→ **AVAILABLE DATA**:
--

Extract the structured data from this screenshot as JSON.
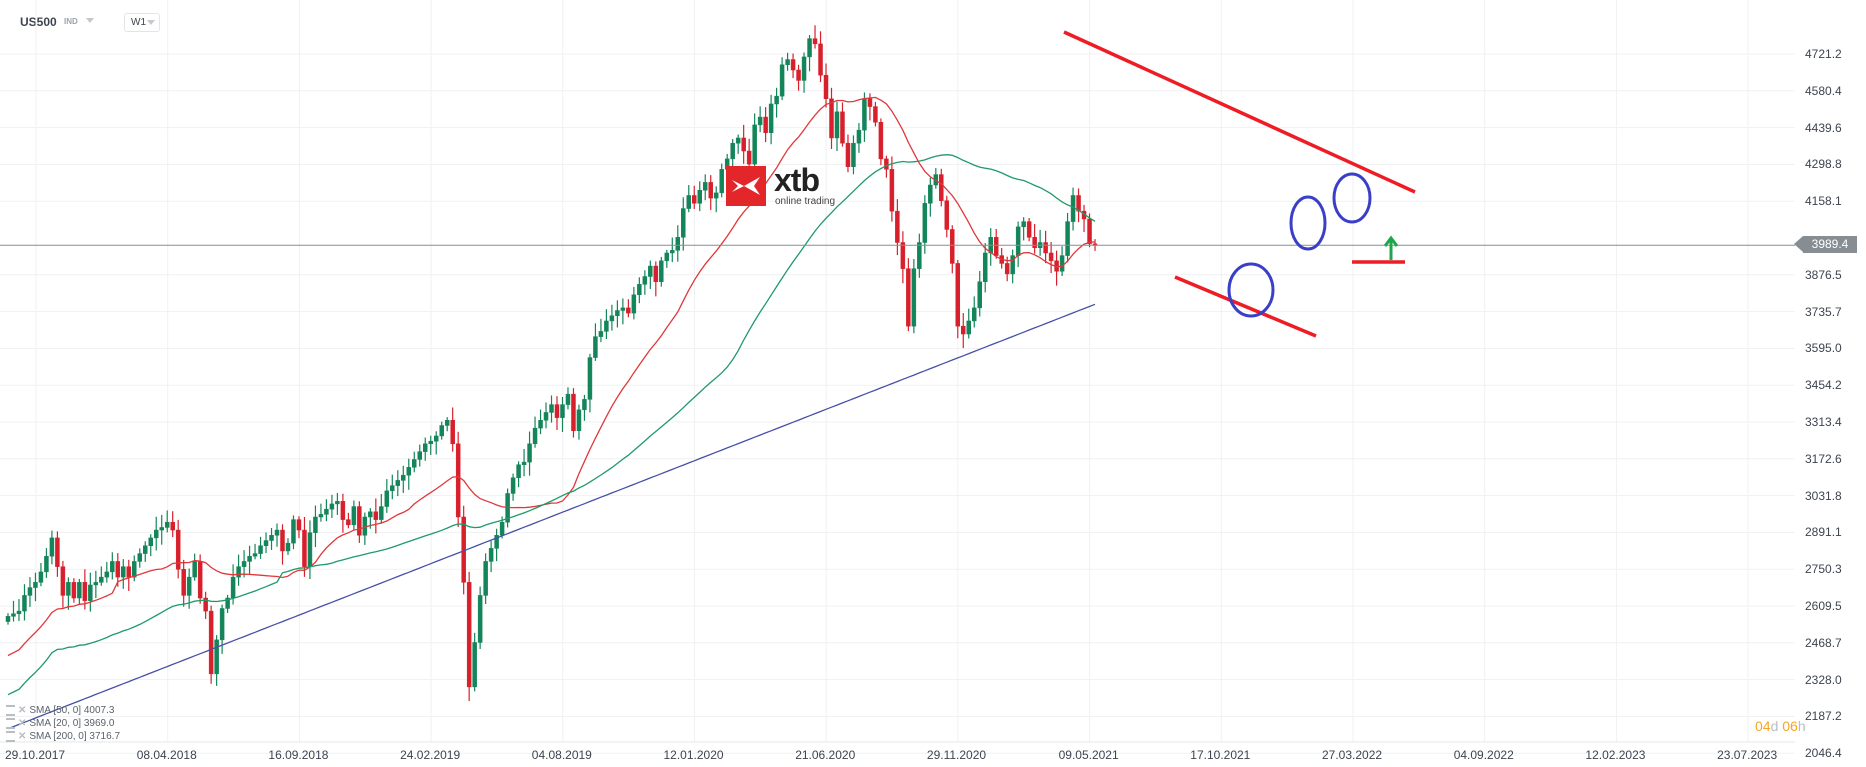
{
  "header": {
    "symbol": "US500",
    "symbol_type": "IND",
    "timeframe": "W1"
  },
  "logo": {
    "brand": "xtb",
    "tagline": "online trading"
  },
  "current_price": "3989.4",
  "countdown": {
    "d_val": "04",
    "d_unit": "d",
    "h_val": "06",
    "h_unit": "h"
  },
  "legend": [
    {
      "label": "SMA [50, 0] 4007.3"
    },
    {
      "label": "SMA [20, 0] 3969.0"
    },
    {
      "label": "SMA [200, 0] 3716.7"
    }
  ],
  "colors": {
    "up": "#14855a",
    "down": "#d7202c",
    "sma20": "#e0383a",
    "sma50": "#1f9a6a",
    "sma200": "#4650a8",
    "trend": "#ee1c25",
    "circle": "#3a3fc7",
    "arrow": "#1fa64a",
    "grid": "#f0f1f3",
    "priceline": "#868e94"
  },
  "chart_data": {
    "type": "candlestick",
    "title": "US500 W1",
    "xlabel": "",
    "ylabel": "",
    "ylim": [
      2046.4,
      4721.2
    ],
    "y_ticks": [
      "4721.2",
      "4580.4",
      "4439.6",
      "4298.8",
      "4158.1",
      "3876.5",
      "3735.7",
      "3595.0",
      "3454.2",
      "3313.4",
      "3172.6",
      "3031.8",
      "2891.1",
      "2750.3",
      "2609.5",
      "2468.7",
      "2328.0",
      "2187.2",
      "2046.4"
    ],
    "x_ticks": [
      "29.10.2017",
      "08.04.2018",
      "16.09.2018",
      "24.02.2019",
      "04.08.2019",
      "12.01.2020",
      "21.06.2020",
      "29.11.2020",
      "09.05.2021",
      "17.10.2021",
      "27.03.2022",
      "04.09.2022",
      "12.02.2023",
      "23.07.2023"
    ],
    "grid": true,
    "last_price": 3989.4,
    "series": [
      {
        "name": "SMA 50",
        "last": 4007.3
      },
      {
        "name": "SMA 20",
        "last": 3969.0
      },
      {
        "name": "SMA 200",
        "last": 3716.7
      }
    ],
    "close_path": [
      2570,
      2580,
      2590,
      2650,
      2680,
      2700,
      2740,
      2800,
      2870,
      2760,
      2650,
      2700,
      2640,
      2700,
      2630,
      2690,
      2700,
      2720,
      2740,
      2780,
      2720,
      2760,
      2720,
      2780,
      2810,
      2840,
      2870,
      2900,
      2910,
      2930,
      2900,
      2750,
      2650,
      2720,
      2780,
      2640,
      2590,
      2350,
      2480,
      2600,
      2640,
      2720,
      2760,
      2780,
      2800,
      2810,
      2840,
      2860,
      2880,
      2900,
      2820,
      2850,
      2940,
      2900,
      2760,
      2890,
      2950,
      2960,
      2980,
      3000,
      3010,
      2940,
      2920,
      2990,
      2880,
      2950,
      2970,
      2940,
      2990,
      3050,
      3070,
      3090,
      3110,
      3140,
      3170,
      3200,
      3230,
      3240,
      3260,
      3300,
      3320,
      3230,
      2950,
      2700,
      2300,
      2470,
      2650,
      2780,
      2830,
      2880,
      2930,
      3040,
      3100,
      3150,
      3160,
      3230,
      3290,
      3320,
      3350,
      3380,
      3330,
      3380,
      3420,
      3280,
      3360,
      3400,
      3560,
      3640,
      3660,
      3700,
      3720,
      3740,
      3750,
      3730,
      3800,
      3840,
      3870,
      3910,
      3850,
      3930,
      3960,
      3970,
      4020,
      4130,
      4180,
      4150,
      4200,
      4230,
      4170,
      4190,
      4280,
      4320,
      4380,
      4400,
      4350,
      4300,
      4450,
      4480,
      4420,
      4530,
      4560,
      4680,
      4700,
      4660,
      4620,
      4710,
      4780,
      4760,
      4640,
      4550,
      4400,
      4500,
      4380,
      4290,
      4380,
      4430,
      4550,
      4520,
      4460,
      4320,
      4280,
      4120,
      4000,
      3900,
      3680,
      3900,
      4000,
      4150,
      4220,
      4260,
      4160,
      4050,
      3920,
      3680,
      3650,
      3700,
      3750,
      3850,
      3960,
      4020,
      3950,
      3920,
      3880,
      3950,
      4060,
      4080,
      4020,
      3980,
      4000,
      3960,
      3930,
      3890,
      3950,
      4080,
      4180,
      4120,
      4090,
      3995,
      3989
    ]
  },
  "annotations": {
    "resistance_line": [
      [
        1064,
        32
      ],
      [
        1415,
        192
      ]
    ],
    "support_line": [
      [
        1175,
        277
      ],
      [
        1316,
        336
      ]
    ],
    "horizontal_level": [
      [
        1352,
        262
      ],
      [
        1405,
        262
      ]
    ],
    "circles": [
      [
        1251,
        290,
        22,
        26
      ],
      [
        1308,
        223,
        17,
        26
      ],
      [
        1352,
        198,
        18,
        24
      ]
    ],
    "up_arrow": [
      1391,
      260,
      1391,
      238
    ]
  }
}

--

→ **PROBLEM STATEMENT**: Repeat the data in full and exactly. Omit pictures.

→ **EXERCISE ANSWER**:
Extract the structured data from this screenshot as JSON.
{
  "header": {
    "symbol": "US500",
    "symbol_type": "IND",
    "timeframe": "W1"
  },
  "logo": {
    "brand": "xtb",
    "tagline": "online trading"
  },
  "current_price": "3989.4",
  "countdown": {
    "d_val": "04",
    "d_unit": "d",
    "h_val": "06",
    "h_unit": "h"
  },
  "legend": [
    {
      "label": "SMA [50, 0] 4007.3"
    },
    {
      "label": "SMA [20, 0] 3969.0"
    },
    {
      "label": "SMA [200, 0] 3716.7"
    }
  ],
  "colors": {
    "up": "#14855a",
    "down": "#d7202c",
    "sma20": "#e0383a",
    "sma50": "#1f9a6a",
    "sma200": "#4650a8",
    "trend": "#ee1c25",
    "circle": "#3a3fc7",
    "arrow": "#1fa64a",
    "grid": "#f0f1f3",
    "priceline": "#868e94"
  },
  "chart_data": {
    "type": "candlestick",
    "title": "US500 W1",
    "xlabel": "",
    "ylabel": "",
    "ylim": [
      2046.4,
      4721.2
    ],
    "y_ticks": [
      "4721.2",
      "4580.4",
      "4439.6",
      "4298.8",
      "4158.1",
      "3876.5",
      "3735.7",
      "3595.0",
      "3454.2",
      "3313.4",
      "3172.6",
      "3031.8",
      "2891.1",
      "2750.3",
      "2609.5",
      "2468.7",
      "2328.0",
      "2187.2",
      "2046.4"
    ],
    "x_ticks": [
      "29.10.2017",
      "08.04.2018",
      "16.09.2018",
      "24.02.2019",
      "04.08.2019",
      "12.01.2020",
      "21.06.2020",
      "29.11.2020",
      "09.05.2021",
      "17.10.2021",
      "27.03.2022",
      "04.09.2022",
      "12.02.2023",
      "23.07.2023"
    ],
    "grid": true,
    "last_price": 3989.4,
    "series": [
      {
        "name": "SMA 50",
        "last": 4007.3
      },
      {
        "name": "SMA 20",
        "last": 3969.0
      },
      {
        "name": "SMA 200",
        "last": 3716.7
      }
    ],
    "close_path": [
      2570,
      2580,
      2590,
      2650,
      2680,
      2700,
      2740,
      2800,
      2870,
      2760,
      2650,
      2700,
      2640,
      2700,
      2630,
      2690,
      2700,
      2720,
      2740,
      2780,
      2720,
      2760,
      2720,
      2780,
      2810,
      2840,
      2870,
      2900,
      2910,
      2930,
      2900,
      2750,
      2650,
      2720,
      2780,
      2640,
      2590,
      2350,
      2480,
      2600,
      2640,
      2720,
      2760,
      2780,
      2800,
      2810,
      2840,
      2860,
      2880,
      2900,
      2820,
      2850,
      2940,
      2900,
      2760,
      2890,
      2950,
      2960,
      2980,
      3000,
      3010,
      2940,
      2920,
      2990,
      2880,
      2950,
      2970,
      2940,
      2990,
      3050,
      3070,
      3090,
      3110,
      3140,
      3170,
      3200,
      3230,
      3240,
      3260,
      3300,
      3320,
      3230,
      2950,
      2700,
      2300,
      2470,
      2650,
      2780,
      2830,
      2880,
      2930,
      3040,
      3100,
      3150,
      3160,
      3230,
      3290,
      3320,
      3350,
      3380,
      3330,
      3380,
      3420,
      3280,
      3360,
      3400,
      3560,
      3640,
      3660,
      3700,
      3720,
      3740,
      3750,
      3730,
      3800,
      3840,
      3870,
      3910,
      3850,
      3930,
      3960,
      3970,
      4020,
      4130,
      4180,
      4150,
      4200,
      4230,
      4170,
      4190,
      4280,
      4320,
      4380,
      4400,
      4350,
      4300,
      4450,
      4480,
      4420,
      4530,
      4560,
      4680,
      4700,
      4660,
      4620,
      4710,
      4780,
      4760,
      4640,
      4550,
      4400,
      4500,
      4380,
      4290,
      4380,
      4430,
      4550,
      4520,
      4460,
      4320,
      4280,
      4120,
      4000,
      3900,
      3680,
      3900,
      4000,
      4150,
      4220,
      4260,
      4160,
      4050,
      3920,
      3680,
      3650,
      3700,
      3750,
      3850,
      3960,
      4020,
      3950,
      3920,
      3880,
      3950,
      4060,
      4080,
      4020,
      3980,
      4000,
      3960,
      3930,
      3890,
      3950,
      4080,
      4180,
      4120,
      4090,
      3995,
      3989
    ]
  },
  "annotations": {
    "resistance_line": [
      [
        1064,
        32
      ],
      [
        1415,
        192
      ]
    ],
    "support_line": [
      [
        1175,
        277
      ],
      [
        1316,
        336
      ]
    ],
    "horizontal_level": [
      [
        1352,
        262
      ],
      [
        1405,
        262
      ]
    ],
    "circles": [
      [
        1251,
        290,
        22,
        26
      ],
      [
        1308,
        223,
        17,
        26
      ],
      [
        1352,
        198,
        18,
        24
      ]
    ],
    "up_arrow": [
      1391,
      260,
      1391,
      238
    ]
  }
}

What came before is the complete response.